» **Goal**
In the entries below, locate the line with "Give me a plain-text", then give again that line and all lines after it, exactly, with pictures omitted.

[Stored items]
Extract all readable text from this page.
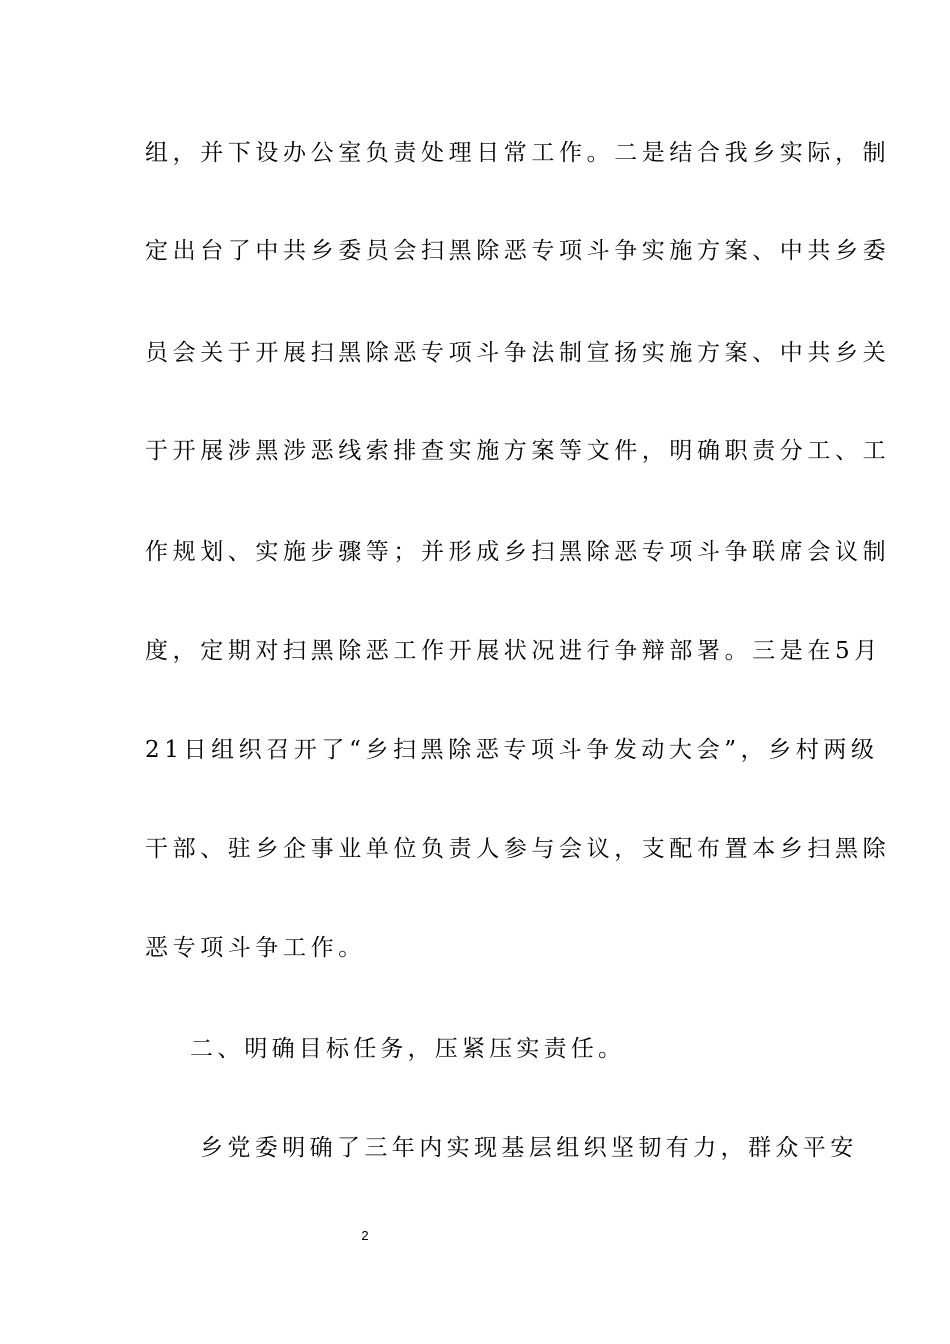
组，并下设办公室负责处理日常工作。二是结合我乡实际，制
定出台了中共乡委员会扫黑除恶专项斗争实施方案、中共乡委
员会关于开展扫黑除恶专项斗争法制宣扬实施方案、中共乡关
于开展涉黑涉恶线索排查实施方案等文件，明确职责分工、工
作规划、实施步骤等；并形成乡扫黑除恶专项斗争联席会议制
度，定期对扫黑除恶工作开展状况进行争辩部署。三是在5月
21日组织召开了“乡扫黑除恶专项斗争发动大会”，乡村两级
干部、驻乡企事业单位负责人参与会议，支配布置本乡扫黑除
恶专项斗争工作。
二、明确目标任务，压紧压实责任。
乡党委明确了三年内实现基层组织坚韧有力，群众平安
2
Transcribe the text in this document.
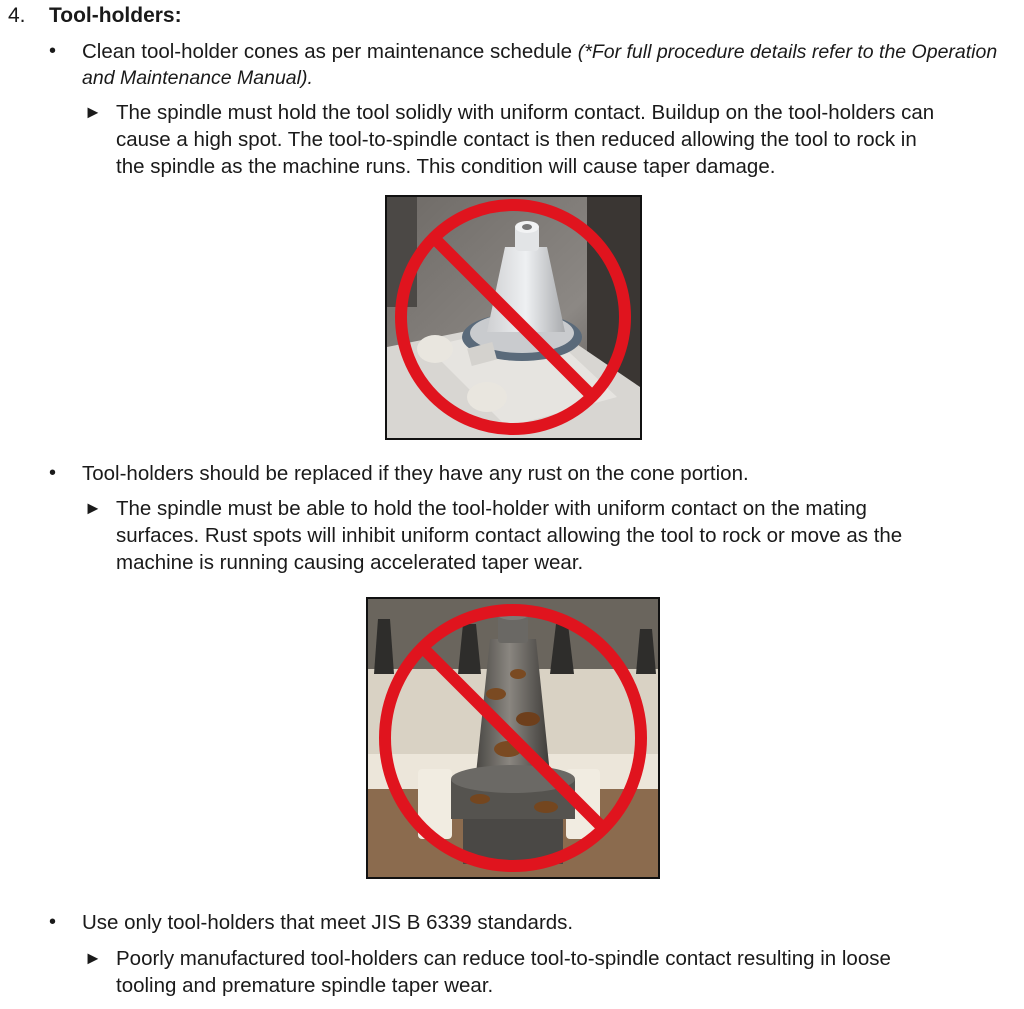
4. Tool-holders:
• Clean tool-holder cones as per maintenance schedule (*For full procedure details refer to the Operation
and Maintenance Manual).
► The spindle must hold the tool solidly with uniform contact. Buildup on the tool-holders can
cause a high spot. The tool-to-spindle contact is then reduced allowing the tool to rock in
the spindle as the machine runs. This condition will cause taper damage.
• Tool-holders should be replaced if they have any rust on the cone portion.
► The spindle must be able to hold the tool-holder with uniform contact on the mating
surfaces. Rust spots will inhibit uniform contact allowing the tool to rock or move as the
machine is running causing accelerated taper wear.
• Use only tool-holders that meet JIS B 6339 standards.
► Poorly manufactured tool-holders can reduce tool-to-spindle contact resulting in loose
tooling and premature spindle taper wear.
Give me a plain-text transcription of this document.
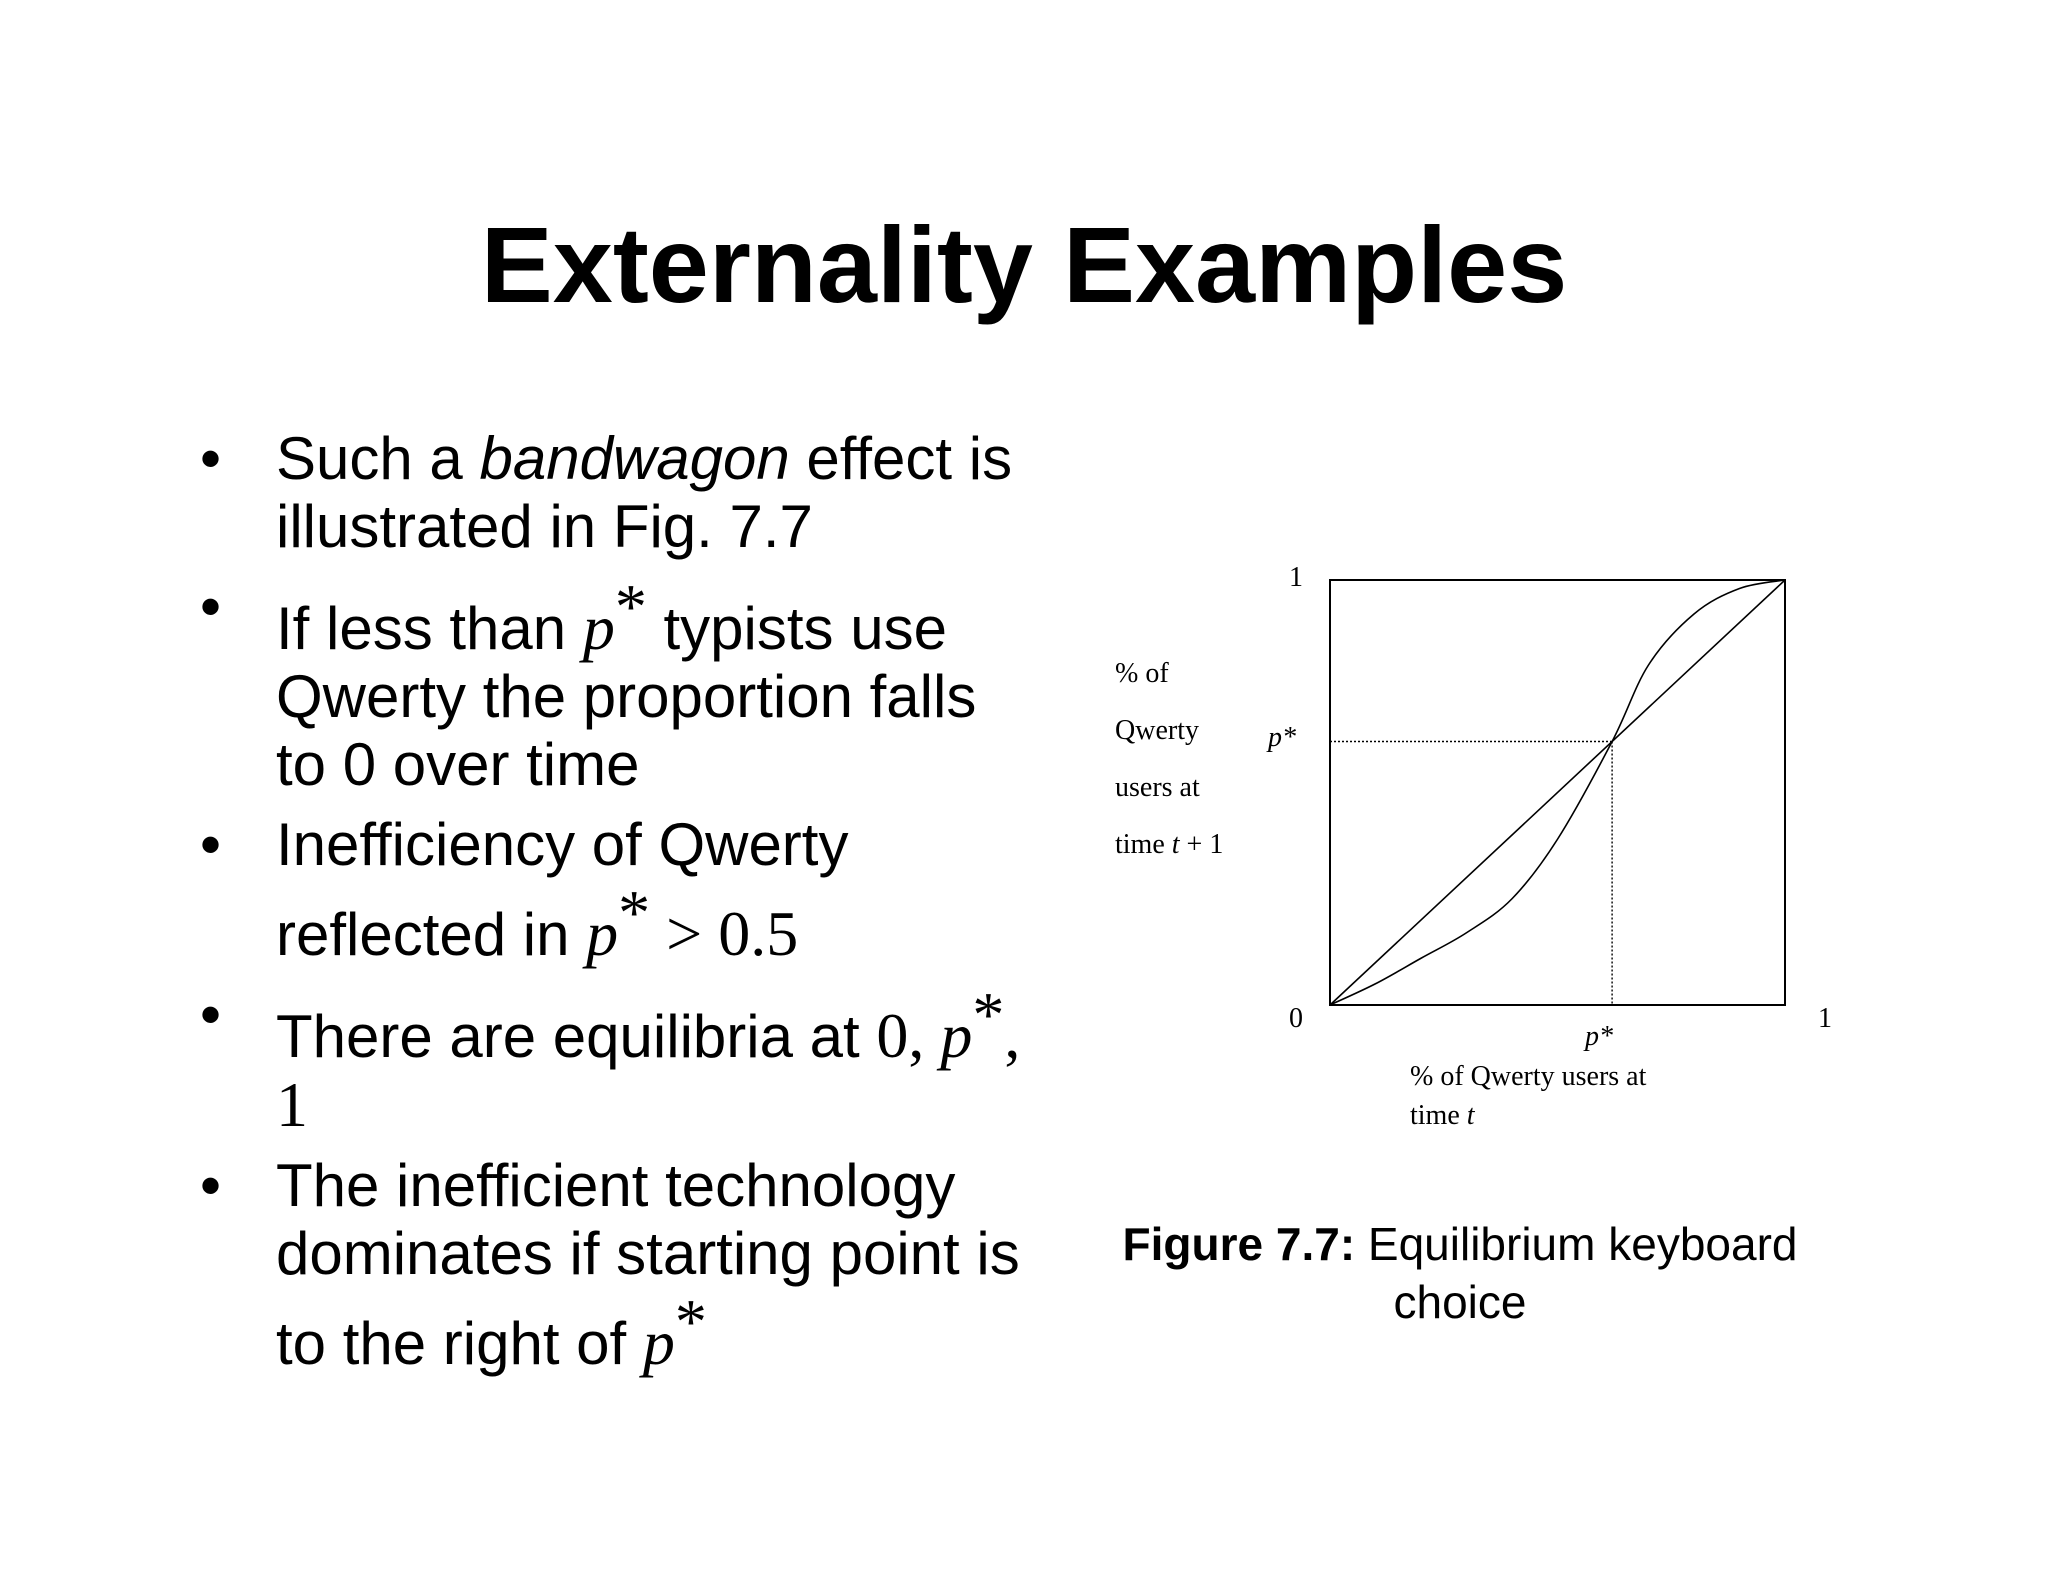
Externality Examples
• Such a bandwagon effect is illustrated in Fig. 7.7
• If less than p* typists use Qwerty the proportion falls to 0 over time
• Inefficiency of Qwerty reflected in p* > 0.5
• There are equilibria at 0, p*, 1
• The inefficient technology dominates if starting point is to the right of p*
% of
Qwerty
users at
time t + 1
1
p*
0	1
p*
% of Qwerty users at
time t
Figure 7.7: Equilibrium keyboard choice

» **Solution**
Give me a plain-text transcription of this document.
Externality Examples
• Such a bandwagon effect is illustrated in Fig. 7.7
• If less than p* typists use Qwerty the proportion falls to 0 over time
• Inefficiency of Qwerty reflected in p* > 0.5
• There are equilibria at 0, p*, 1
• The inefficient technology dominates if starting point is to the right of p*
% of
Qwerty
users at
time t + 1
1
p*
0	1
p*
% of Qwerty users at
time t
Figure 7.7: Equilibrium keyboard choice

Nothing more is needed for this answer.